■ EXERCISE BRIEF: Track down each line that has the word "text" and copy it.

■ ENTRIES PROVIDED:
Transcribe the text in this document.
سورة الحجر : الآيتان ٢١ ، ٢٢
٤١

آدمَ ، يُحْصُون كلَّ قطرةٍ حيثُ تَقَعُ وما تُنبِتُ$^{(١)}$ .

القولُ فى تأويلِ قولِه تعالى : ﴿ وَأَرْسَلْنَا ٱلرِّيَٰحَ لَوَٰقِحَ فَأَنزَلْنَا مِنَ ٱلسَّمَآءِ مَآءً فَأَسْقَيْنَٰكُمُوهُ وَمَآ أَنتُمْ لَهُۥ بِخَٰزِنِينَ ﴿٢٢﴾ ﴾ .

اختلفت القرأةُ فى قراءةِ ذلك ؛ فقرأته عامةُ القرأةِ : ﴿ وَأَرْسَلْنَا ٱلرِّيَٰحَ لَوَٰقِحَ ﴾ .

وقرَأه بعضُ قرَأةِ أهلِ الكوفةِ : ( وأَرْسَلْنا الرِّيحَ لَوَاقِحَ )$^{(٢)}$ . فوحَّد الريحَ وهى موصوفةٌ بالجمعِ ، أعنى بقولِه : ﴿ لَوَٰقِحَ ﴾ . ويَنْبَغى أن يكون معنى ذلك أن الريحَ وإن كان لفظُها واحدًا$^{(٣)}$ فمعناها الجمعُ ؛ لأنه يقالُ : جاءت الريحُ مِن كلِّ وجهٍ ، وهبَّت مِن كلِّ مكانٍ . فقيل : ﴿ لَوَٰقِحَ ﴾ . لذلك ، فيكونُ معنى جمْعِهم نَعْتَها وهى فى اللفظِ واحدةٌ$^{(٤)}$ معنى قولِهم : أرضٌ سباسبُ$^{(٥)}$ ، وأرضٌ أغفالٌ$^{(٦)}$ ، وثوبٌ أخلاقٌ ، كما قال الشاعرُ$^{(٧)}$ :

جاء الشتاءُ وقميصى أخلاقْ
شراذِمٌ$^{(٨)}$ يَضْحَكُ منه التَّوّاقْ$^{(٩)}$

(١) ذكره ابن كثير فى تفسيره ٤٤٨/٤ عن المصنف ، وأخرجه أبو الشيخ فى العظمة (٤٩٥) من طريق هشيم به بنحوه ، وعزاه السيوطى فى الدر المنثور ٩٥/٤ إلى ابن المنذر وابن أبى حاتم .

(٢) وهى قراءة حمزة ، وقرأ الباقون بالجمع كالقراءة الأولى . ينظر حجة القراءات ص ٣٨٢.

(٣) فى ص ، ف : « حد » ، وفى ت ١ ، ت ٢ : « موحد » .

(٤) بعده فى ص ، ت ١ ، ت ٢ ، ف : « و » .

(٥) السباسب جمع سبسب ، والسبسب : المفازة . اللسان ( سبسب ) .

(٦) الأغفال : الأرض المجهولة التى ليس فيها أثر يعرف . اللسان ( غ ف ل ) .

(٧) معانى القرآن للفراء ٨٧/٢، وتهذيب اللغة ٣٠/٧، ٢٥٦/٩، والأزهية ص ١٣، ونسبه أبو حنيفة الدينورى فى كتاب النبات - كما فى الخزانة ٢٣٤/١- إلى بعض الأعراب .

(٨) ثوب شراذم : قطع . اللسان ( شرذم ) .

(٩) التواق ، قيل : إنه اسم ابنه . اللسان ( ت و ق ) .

* * *

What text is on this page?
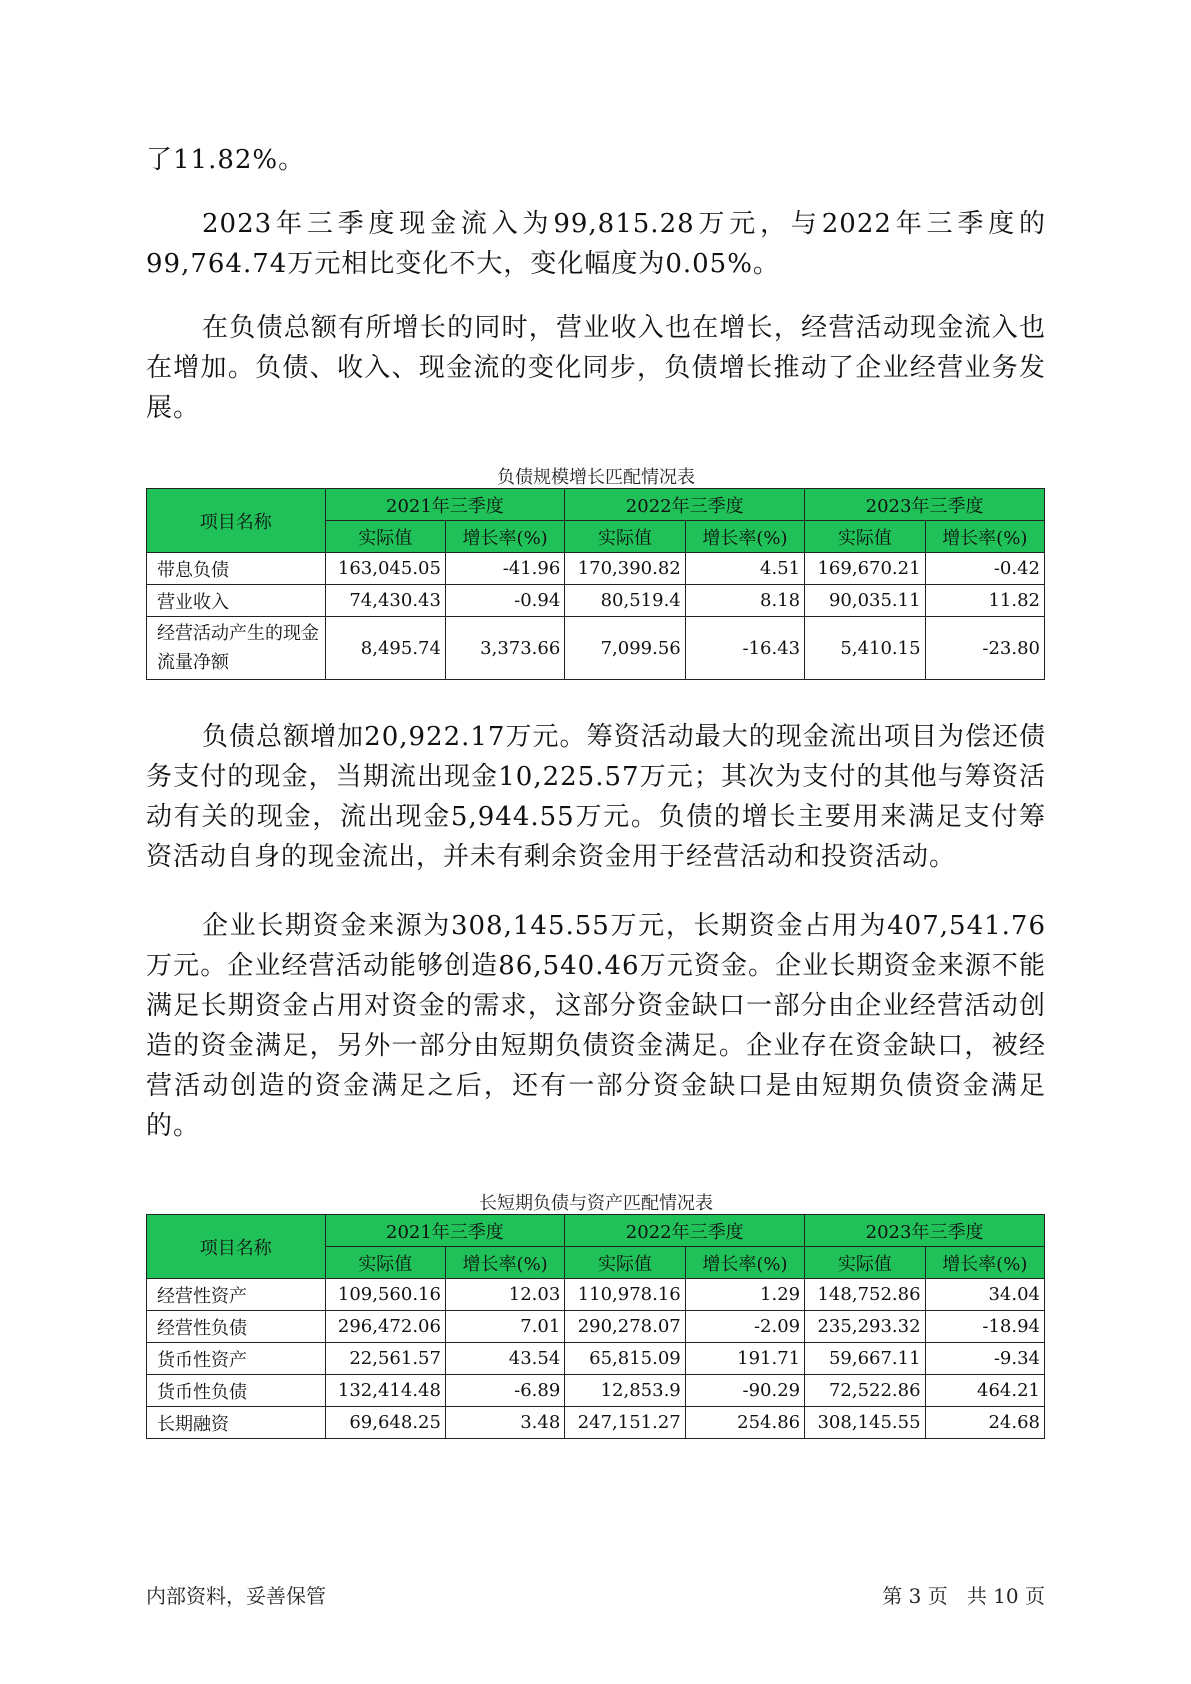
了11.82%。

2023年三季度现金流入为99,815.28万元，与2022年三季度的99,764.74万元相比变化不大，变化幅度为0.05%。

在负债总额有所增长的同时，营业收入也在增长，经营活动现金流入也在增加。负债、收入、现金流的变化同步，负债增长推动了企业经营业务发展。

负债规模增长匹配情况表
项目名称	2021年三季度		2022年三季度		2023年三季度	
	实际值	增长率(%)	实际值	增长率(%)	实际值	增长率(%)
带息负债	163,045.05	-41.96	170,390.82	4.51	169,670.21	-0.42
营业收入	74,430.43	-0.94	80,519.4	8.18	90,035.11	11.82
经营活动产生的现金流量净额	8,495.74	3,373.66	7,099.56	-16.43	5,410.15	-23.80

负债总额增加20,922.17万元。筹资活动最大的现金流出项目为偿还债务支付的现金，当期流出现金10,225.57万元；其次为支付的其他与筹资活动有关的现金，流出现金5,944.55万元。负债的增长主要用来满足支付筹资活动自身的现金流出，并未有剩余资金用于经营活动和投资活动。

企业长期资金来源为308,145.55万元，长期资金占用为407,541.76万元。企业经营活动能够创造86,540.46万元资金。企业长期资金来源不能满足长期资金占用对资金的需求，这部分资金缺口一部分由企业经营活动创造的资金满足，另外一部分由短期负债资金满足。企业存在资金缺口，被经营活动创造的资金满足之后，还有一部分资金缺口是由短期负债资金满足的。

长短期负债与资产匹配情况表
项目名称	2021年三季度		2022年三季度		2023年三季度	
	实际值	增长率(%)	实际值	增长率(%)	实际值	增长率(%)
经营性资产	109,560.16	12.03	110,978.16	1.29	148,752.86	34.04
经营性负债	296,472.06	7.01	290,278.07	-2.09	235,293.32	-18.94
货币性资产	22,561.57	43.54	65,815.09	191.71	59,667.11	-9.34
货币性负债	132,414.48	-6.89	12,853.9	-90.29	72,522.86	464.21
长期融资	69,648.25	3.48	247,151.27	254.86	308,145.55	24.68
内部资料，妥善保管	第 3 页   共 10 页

■ SOLVED PROBLEM:
Transcribe the text in this document.
What text is on this page?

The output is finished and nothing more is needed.